(Exercise requirements):
Print the listing that follows, character for character.

(Provided data):
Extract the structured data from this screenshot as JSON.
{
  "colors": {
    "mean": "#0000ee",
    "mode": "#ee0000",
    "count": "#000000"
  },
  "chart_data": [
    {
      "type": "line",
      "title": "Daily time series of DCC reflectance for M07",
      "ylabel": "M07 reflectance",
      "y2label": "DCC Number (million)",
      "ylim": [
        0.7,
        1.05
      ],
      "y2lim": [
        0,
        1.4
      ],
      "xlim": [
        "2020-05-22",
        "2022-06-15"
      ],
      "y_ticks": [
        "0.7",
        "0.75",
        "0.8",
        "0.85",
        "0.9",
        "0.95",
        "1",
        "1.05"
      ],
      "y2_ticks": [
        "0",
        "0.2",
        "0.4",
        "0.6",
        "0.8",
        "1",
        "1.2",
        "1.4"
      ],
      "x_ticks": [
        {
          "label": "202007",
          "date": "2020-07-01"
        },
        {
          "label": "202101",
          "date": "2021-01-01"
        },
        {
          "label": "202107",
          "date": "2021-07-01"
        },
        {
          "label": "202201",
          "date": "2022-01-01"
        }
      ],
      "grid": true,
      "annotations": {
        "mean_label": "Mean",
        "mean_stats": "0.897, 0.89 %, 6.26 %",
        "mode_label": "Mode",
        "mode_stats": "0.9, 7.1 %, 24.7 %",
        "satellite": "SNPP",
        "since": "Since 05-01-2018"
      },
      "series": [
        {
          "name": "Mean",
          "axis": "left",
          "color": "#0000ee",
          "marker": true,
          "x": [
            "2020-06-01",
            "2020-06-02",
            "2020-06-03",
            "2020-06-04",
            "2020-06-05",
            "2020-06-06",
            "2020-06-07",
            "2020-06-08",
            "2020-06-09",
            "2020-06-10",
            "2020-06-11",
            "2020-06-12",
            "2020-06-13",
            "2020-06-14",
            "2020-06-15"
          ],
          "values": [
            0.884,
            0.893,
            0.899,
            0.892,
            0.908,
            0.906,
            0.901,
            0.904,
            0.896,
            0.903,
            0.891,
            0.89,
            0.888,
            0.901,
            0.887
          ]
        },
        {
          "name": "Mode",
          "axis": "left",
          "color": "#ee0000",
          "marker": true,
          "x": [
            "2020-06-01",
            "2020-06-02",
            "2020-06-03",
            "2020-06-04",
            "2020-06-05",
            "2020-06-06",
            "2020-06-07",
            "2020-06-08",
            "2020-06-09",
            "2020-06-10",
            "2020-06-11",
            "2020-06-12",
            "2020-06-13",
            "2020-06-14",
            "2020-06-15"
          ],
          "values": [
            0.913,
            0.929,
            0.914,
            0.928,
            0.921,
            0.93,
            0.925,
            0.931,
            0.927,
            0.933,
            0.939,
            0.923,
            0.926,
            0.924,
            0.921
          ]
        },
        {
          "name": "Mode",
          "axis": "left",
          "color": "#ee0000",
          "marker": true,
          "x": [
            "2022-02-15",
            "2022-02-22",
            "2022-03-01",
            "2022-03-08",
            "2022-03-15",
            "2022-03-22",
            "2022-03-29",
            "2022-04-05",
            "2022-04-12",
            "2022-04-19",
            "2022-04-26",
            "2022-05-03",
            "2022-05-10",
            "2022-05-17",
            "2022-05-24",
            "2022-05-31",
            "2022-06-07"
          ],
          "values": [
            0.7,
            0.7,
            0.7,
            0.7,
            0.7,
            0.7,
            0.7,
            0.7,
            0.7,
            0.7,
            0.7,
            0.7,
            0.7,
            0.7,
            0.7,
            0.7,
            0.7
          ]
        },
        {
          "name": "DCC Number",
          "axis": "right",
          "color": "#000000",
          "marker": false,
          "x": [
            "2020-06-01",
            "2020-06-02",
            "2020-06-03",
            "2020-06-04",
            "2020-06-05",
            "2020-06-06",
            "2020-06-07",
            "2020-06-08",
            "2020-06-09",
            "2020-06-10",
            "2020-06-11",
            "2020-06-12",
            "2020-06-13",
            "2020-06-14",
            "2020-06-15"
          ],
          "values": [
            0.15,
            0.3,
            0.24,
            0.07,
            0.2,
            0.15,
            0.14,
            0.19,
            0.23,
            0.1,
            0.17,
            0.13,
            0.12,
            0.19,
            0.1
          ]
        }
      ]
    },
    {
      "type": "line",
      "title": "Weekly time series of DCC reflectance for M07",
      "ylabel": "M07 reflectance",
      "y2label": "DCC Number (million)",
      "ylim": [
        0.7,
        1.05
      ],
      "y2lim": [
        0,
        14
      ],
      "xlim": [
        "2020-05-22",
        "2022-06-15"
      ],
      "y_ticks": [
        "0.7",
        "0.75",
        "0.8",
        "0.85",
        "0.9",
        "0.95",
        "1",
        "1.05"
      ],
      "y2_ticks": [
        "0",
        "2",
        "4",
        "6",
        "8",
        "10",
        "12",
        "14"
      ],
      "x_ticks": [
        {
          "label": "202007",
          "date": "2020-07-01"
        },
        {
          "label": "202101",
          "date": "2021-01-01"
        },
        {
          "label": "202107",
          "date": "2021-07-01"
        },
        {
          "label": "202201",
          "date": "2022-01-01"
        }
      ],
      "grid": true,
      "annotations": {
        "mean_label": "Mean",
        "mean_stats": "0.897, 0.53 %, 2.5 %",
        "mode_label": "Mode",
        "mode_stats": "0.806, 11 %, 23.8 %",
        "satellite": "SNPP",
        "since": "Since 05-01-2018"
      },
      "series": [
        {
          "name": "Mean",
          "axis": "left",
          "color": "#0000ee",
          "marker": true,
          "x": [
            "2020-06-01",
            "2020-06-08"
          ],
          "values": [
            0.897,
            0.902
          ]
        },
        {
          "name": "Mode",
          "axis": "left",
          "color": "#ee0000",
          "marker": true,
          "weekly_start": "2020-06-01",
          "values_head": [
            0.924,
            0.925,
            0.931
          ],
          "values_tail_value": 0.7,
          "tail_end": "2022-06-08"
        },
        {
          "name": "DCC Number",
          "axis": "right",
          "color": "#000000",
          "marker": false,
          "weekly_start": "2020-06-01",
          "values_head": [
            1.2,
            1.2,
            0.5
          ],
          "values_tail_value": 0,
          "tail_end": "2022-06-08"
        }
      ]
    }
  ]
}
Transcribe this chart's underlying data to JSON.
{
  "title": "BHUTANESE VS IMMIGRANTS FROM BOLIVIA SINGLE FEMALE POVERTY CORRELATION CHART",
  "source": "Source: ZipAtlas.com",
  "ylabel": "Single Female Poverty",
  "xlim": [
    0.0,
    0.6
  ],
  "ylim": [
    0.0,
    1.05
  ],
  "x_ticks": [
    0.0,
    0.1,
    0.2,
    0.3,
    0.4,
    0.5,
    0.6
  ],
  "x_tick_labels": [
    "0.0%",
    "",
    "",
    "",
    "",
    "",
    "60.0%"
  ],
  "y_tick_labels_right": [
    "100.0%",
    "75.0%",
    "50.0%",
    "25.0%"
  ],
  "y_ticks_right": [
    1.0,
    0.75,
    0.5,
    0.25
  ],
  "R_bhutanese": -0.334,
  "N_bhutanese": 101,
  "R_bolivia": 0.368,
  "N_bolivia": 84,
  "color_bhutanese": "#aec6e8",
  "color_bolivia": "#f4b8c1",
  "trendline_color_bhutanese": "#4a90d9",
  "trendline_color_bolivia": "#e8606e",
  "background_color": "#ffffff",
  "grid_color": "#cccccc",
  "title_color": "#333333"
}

(Solution):
Extract the structured data from this screenshot as JSON.
{
  "colors": {
    "mean": "#0000ee",
    "mode": "#ee0000",
    "count": "#000000"
  },
  "chart_data": [
    {
      "type": "line",
      "title": "Daily time series of DCC reflectance for M07",
      "ylabel": "M07 reflectance",
      "y2label": "DCC Number (million)",
      "ylim": [
        0.7,
        1.05
      ],
      "y2lim": [
        0,
        1.4
      ],
      "xlim": [
        "2020-05-22",
        "2022-06-15"
      ],
      "y_ticks": [
        "0.7",
        "0.75",
        "0.8",
        "0.85",
        "0.9",
        "0.95",
        "1",
        "1.05"
      ],
      "y2_ticks": [
        "0",
        "0.2",
        "0.4",
        "0.6",
        "0.8",
        "1",
        "1.2",
        "1.4"
      ],
      "x_ticks": [
        {
          "label": "202007",
          "date": "2020-07-01"
        },
        {
          "label": "202101",
          "date": "2021-01-01"
        },
        {
          "label": "202107",
          "date": "2021-07-01"
        },
        {
          "label": "202201",
          "date": "2022-01-01"
        }
      ],
      "grid": true,
      "annotations": {
        "mean_label": "Mean",
        "mean_stats": "0.897, 0.89 %, 6.26 %",
        "mode_label": "Mode",
        "mode_stats": "0.9, 7.1 %, 24.7 %",
        "satellite": "SNPP",
        "since": "Since 05-01-2018"
      },
      "series": [
        {
          "name": "Mean",
          "axis": "left",
          "color": "#0000ee",
          "marker": true,
          "x": [
            "2020-06-01",
            "2020-06-02",
            "2020-06-03",
            "2020-06-04",
            "2020-06-05",
            "2020-06-06",
            "2020-06-07",
            "2020-06-08",
            "2020-06-09",
            "2020-06-10",
            "2020-06-11",
            "2020-06-12",
            "2020-06-13",
            "2020-06-14",
            "2020-06-15"
          ],
          "values": [
            0.884,
            0.893,
            0.899,
            0.892,
            0.908,
            0.906,
            0.901,
            0.904,
            0.896,
            0.903,
            0.891,
            0.89,
            0.888,
            0.901,
            0.887
          ]
        },
        {
          "name": "Mode",
          "axis": "left",
          "color": "#ee0000",
          "marker": true,
          "x": [
            "2020-06-01",
            "2020-06-02",
            "2020-06-03",
            "2020-06-04",
            "2020-06-05",
            "2020-06-06",
            "2020-06-07",
            "2020-06-08",
            "2020-06-09",
            "2020-06-10",
            "2020-06-11",
            "2020-06-12",
            "2020-06-13",
            "2020-06-14",
            "2020-06-15"
          ],
          "values": [
            0.913,
            0.929,
            0.914,
            0.928,
            0.921,
            0.93,
            0.925,
            0.931,
            0.927,
            0.933,
            0.939,
            0.923,
            0.926,
            0.924,
            0.921
          ]
        },
        {
          "name": "Mode",
          "axis": "left",
          "color": "#ee0000",
          "marker": true,
          "x": [
            "2022-02-15",
            "2022-02-22",
            "2022-03-01",
            "2022-03-08",
            "2022-03-15",
            "2022-03-22",
            "2022-03-29",
            "2022-04-05",
            "2022-04-12",
            "2022-04-19",
            "2022-04-26",
            "2022-05-03",
            "2022-05-10",
            "2022-05-17",
            "2022-05-24",
            "2022-05-31",
            "2022-06-07"
          ],
          "values": [
            0.7,
            0.7,
            0.7,
            0.7,
            0.7,
            0.7,
            0.7,
            0.7,
            0.7,
            0.7,
            0.7,
            0.7,
            0.7,
            0.7,
            0.7,
            0.7,
            0.7
          ]
        },
        {
          "name": "DCC Number",
          "axis": "right",
          "color": "#000000",
          "marker": false,
          "x": [
            "2020-06-01",
            "2020-06-02",
            "2020-06-03",
            "2020-06-04",
            "2020-06-05",
            "2020-06-06",
            "2020-06-07",
            "2020-06-08",
            "2020-06-09",
            "2020-06-10",
            "2020-06-11",
            "2020-06-12",
            "2020-06-13",
            "2020-06-14",
            "2020-06-15"
          ],
          "values": [
            0.15,
            0.3,
            0.24,
            0.07,
            0.2,
            0.15,
            0.14,
            0.19,
            0.23,
            0.1,
            0.17,
            0.13,
            0.12,
            0.19,
            0.1
          ]
        }
      ]
    },
    {
      "type": "line",
      "title": "Weekly time series of DCC reflectance for M07",
      "ylabel": "M07 reflectance",
      "y2label": "DCC Number (million)",
      "ylim": [
        0.7,
        1.05
      ],
      "y2lim": [
        0,
        14
      ],
      "xlim": [
        "2020-05-22",
        "2022-06-15"
      ],
      "y_ticks": [
        "0.7",
        "0.75",
        "0.8",
        "0.85",
        "0.9",
        "0.95",
        "1",
        "1.05"
      ],
      "y2_ticks": [
        "0",
        "2",
        "4",
        "6",
        "8",
        "10",
        "12",
        "14"
      ],
      "x_ticks": [
        {
          "label": "202007",
          "date": "2020-07-01"
        },
        {
          "label": "202101",
          "date": "2021-01-01"
        },
        {
          "label": "202107",
          "date": "2021-07-01"
        },
        {
          "label": "202201",
          "date": "2022-01-01"
        }
      ],
      "grid": true,
      "annotations": {
        "mean_label": "Mean",
        "mean_stats": "0.897, 0.53 %, 2.5 %",
        "mode_label": "Mode",
        "mode_stats": "0.806, 11 %, 23.8 %",
        "satellite": "SNPP",
        "since": "Since 05-01-2018"
      },
      "series": [
        {
          "name": "Mean",
          "axis": "left",
          "color": "#0000ee",
          "marker": true,
          "x": [
            "2020-06-01",
            "2020-06-08"
          ],
          "values": [
            0.897,
            0.902
          ]
        },
        {
          "name": "Mode",
          "axis": "left",
          "color": "#ee0000",
          "marker": true,
          "weekly_start": "2020-06-01",
          "values_head": [
            0.924,
            0.925,
            0.931
          ],
          "values_tail_value": 0.7,
          "tail_end": "2022-06-08"
        },
        {
          "name": "DCC Number",
          "axis": "right",
          "color": "#000000",
          "marker": false,
          "weekly_start": "2020-06-01",
          "values_head": [
            1.2,
            1.2,
            0.5
          ],
          "values_tail_value": 0,
          "tail_end": "2022-06-08"
        }
      ]
    }
  ]
}
Transcribe this chart's underlying data to JSON.
{
  "title": "BHUTANESE VS IMMIGRANTS FROM BOLIVIA SINGLE FEMALE POVERTY CORRELATION CHART",
  "source": "Source: ZipAtlas.com",
  "ylabel": "Single Female Poverty",
  "xlim": [
    0.0,
    0.6
  ],
  "ylim": [
    0.0,
    1.05
  ],
  "x_ticks": [
    0.0,
    0.1,
    0.2,
    0.3,
    0.4,
    0.5,
    0.6
  ],
  "x_tick_labels": [
    "0.0%",
    "",
    "",
    "",
    "",
    "",
    "60.0%"
  ],
  "y_tick_labels_right": [
    "100.0%",
    "75.0%",
    "50.0%",
    "25.0%"
  ],
  "y_ticks_right": [
    1.0,
    0.75,
    0.5,
    0.25
  ],
  "R_bhutanese": -0.334,
  "N_bhutanese": 101,
  "R_bolivia": 0.368,
  "N_bolivia": 84,
  "color_bhutanese": "#aec6e8",
  "color_bolivia": "#f4b8c1",
  "trendline_color_bhutanese": "#4a90d9",
  "trendline_color_bolivia": "#e8606e",
  "background_color": "#ffffff",
  "grid_color": "#cccccc",
  "title_color": "#333333"
}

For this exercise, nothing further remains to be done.